From the listing, collect all lines containing the word "values".

> MATERIAL:
— START —
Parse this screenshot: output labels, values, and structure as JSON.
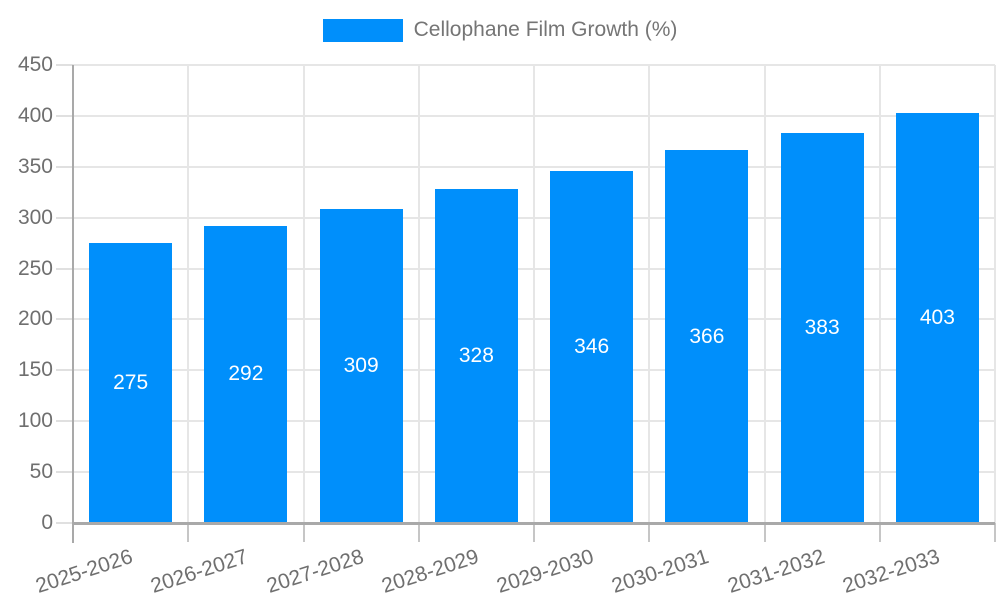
{
  "chart_data": {
    "type": "bar",
    "title": "",
    "xlabel": "",
    "ylabel": "",
    "legend": {
      "position": "top",
      "label": "Cellophane Film Growth (%)"
    },
    "categories": [
      "2025-2026",
      "2026-2027",
      "2027-2028",
      "2028-2029",
      "2029-2030",
      "2030-2031",
      "2031-2032",
      "2032-2033"
    ],
    "values": [
      275,
      292,
      309,
      328,
      346,
      366,
      383,
      403
    ],
    "value_labels": [
      "275",
      "292",
      "309",
      "328",
      "346",
      "366",
      "383",
      "403"
    ],
    "ylim": [
      0,
      450
    ],
    "ytick_labels": [
      "0",
      "50",
      "100",
      "150",
      "200",
      "250",
      "300",
      "350",
      "400",
      "450"
    ],
    "grid": "on",
    "colors": {
      "bar": "#008FFB",
      "gridline": "#e6e6e6",
      "axis_line": "#a9a9a9",
      "tick_label": "#6f6f6f",
      "legend_text": "#757575",
      "value_label": "#ffffff"
    }
  }
}
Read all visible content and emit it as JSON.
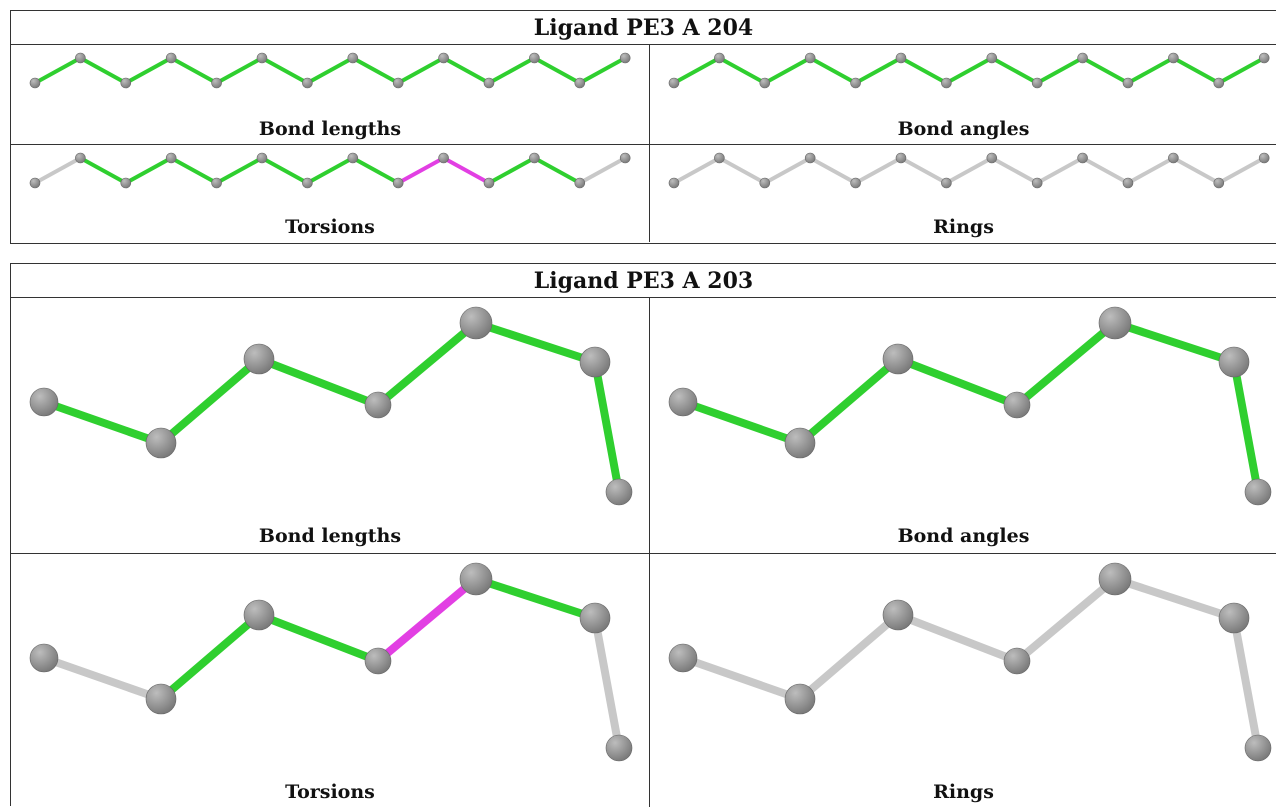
{
  "panels": [
    {
      "title": "Ligand PE3 A 204",
      "captions": [
        "Bond lengths",
        "Bond angles",
        "Torsions",
        "Rings"
      ],
      "bond_colors": [
        [
          "green",
          "green",
          "green",
          "green",
          "green",
          "green",
          "green",
          "green",
          "green",
          "green",
          "green",
          "green",
          "green"
        ],
        [
          "green",
          "green",
          "green",
          "green",
          "green",
          "green",
          "green",
          "green",
          "green",
          "green",
          "green",
          "green",
          "green"
        ],
        [
          "gray",
          "green",
          "green",
          "green",
          "green",
          "green",
          "green",
          "green",
          "magenta",
          "magenta",
          "green",
          "green",
          "gray"
        ],
        [
          "gray",
          "gray",
          "gray",
          "gray",
          "gray",
          "gray",
          "gray",
          "gray",
          "gray",
          "gray",
          "gray",
          "gray",
          "gray"
        ]
      ]
    },
    {
      "title": "Ligand PE3 A 203",
      "captions": [
        "Bond lengths",
        "Bond angles",
        "Torsions",
        "Rings"
      ],
      "bond_colors": [
        [
          "green",
          "green",
          "green",
          "green",
          "green",
          "green",
          "green"
        ],
        [
          "green",
          "green",
          "green",
          "green",
          "green",
          "green",
          "green"
        ],
        [
          "gray",
          "green",
          "green",
          "green",
          "magenta",
          "green",
          "gray"
        ],
        [
          "gray",
          "gray",
          "gray",
          "gray",
          "gray",
          "gray",
          "gray"
        ]
      ]
    }
  ],
  "colors": {
    "green": "#2fcf2f",
    "magenta": "#e23fe3",
    "gray": "#c8c8c8",
    "atom": "#777777",
    "atom_highlight": "#bdbdbd"
  }
}
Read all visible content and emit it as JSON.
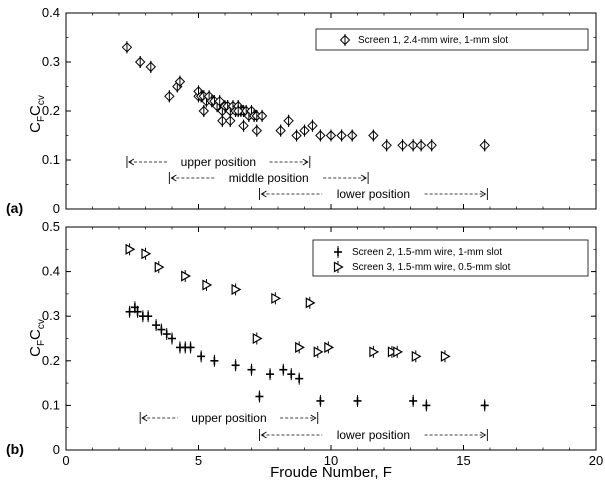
{
  "chart_data": [
    {
      "type": "scatter",
      "panel_label": "(a)",
      "xlim": [
        0,
        20
      ],
      "ylim": [
        0,
        0.4
      ],
      "xticks": [
        "0",
        "5",
        "10",
        "15",
        "20"
      ],
      "yticks": [
        "0",
        "0.1",
        "0.2",
        "0.3",
        "0.4"
      ],
      "ylabel": {
        "main": "C",
        "sub1": "F",
        "mid": "C",
        "sub2": "cv"
      },
      "legend_placement": "top-right",
      "series": [
        {
          "name": "Screen 1, 2.4-mm wire, 1-mm slot",
          "marker": "diamond",
          "x": [
            2.3,
            2.8,
            3.2,
            3.9,
            4.2,
            4.3,
            5.0,
            5.0,
            5.1,
            5.2,
            5.3,
            5.4,
            5.5,
            5.6,
            5.7,
            5.8,
            5.9,
            6.0,
            6.1,
            6.2,
            6.3,
            6.4,
            6.5,
            6.6,
            6.7,
            6.8,
            6.9,
            7.0,
            7.1,
            7.2,
            7.4,
            5.2,
            5.9,
            6.2,
            6.5,
            6.7,
            7.2,
            8.1,
            8.4,
            8.7,
            9.0,
            9.3,
            9.6,
            10.0,
            10.4,
            10.8,
            11.6,
            12.1,
            12.7,
            13.1,
            13.4,
            13.8,
            15.8
          ],
          "y": [
            0.33,
            0.3,
            0.29,
            0.23,
            0.25,
            0.26,
            0.23,
            0.24,
            0.23,
            0.23,
            0.22,
            0.23,
            0.22,
            0.22,
            0.21,
            0.22,
            0.2,
            0.21,
            0.21,
            0.2,
            0.21,
            0.2,
            0.21,
            0.2,
            0.2,
            0.2,
            0.19,
            0.2,
            0.19,
            0.19,
            0.19,
            0.2,
            0.18,
            0.18,
            0.2,
            0.17,
            0.16,
            0.16,
            0.18,
            0.15,
            0.16,
            0.17,
            0.15,
            0.15,
            0.15,
            0.15,
            0.15,
            0.13,
            0.13,
            0.13,
            0.13,
            0.13,
            0.13
          ]
        }
      ],
      "annotations": [
        {
          "text": "upper position",
          "range": [
            2.3,
            9.2
          ]
        },
        {
          "text": "middle position",
          "range": [
            3.9,
            11.4
          ]
        },
        {
          "text": "lower position",
          "range": [
            7.3,
            15.9
          ]
        }
      ]
    },
    {
      "type": "scatter",
      "panel_label": "(b)",
      "xlim": [
        0,
        20
      ],
      "ylim": [
        0,
        0.5
      ],
      "xticks": [
        "0",
        "5",
        "10",
        "15",
        "20"
      ],
      "yticks": [
        "0",
        "0.1",
        "0.2",
        "0.3",
        "0.4",
        "0.5"
      ],
      "xlabel": "Froude Number, F",
      "ylabel": {
        "main": "C",
        "sub1": "F",
        "mid": "C",
        "sub2": "cv"
      },
      "legend_placement": "top-right",
      "series": [
        {
          "name": "Screen 2, 1.5-mm wire, 1-mm slot",
          "marker": "plus",
          "x": [
            2.4,
            2.6,
            2.7,
            2.9,
            3.1,
            3.4,
            3.6,
            3.8,
            4.0,
            4.3,
            4.5,
            4.7,
            5.1,
            5.6,
            6.4,
            7.0,
            7.3,
            7.7,
            8.2,
            8.5,
            8.8,
            9.6,
            11.0,
            13.1,
            13.6,
            15.8
          ],
          "y": [
            0.31,
            0.32,
            0.31,
            0.3,
            0.3,
            0.28,
            0.27,
            0.26,
            0.25,
            0.23,
            0.23,
            0.23,
            0.21,
            0.2,
            0.19,
            0.18,
            0.12,
            0.17,
            0.18,
            0.17,
            0.16,
            0.11,
            0.11,
            0.11,
            0.1,
            0.1
          ]
        },
        {
          "name": "Screen 3, 1.5-mm wire, 0.5-mm slot",
          "marker": "triangle-right",
          "x": [
            2.4,
            3.0,
            3.5,
            4.5,
            5.3,
            6.4,
            7.2,
            7.9,
            8.8,
            9.2,
            9.5,
            9.9,
            11.6,
            12.3,
            12.5,
            13.2,
            14.3
          ],
          "y": [
            0.45,
            0.44,
            0.41,
            0.39,
            0.37,
            0.36,
            0.25,
            0.34,
            0.23,
            0.33,
            0.22,
            0.23,
            0.22,
            0.22,
            0.22,
            0.21,
            0.21
          ]
        }
      ],
      "annotations": [
        {
          "text": "upper position",
          "range": [
            2.8,
            9.5
          ]
        },
        {
          "text": "lower position",
          "range": [
            7.3,
            15.9
          ]
        }
      ]
    }
  ]
}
— END —
> TASK SOLUTION:
Parse this screenshot: output labels, values, and structure as JSON.
    "values": [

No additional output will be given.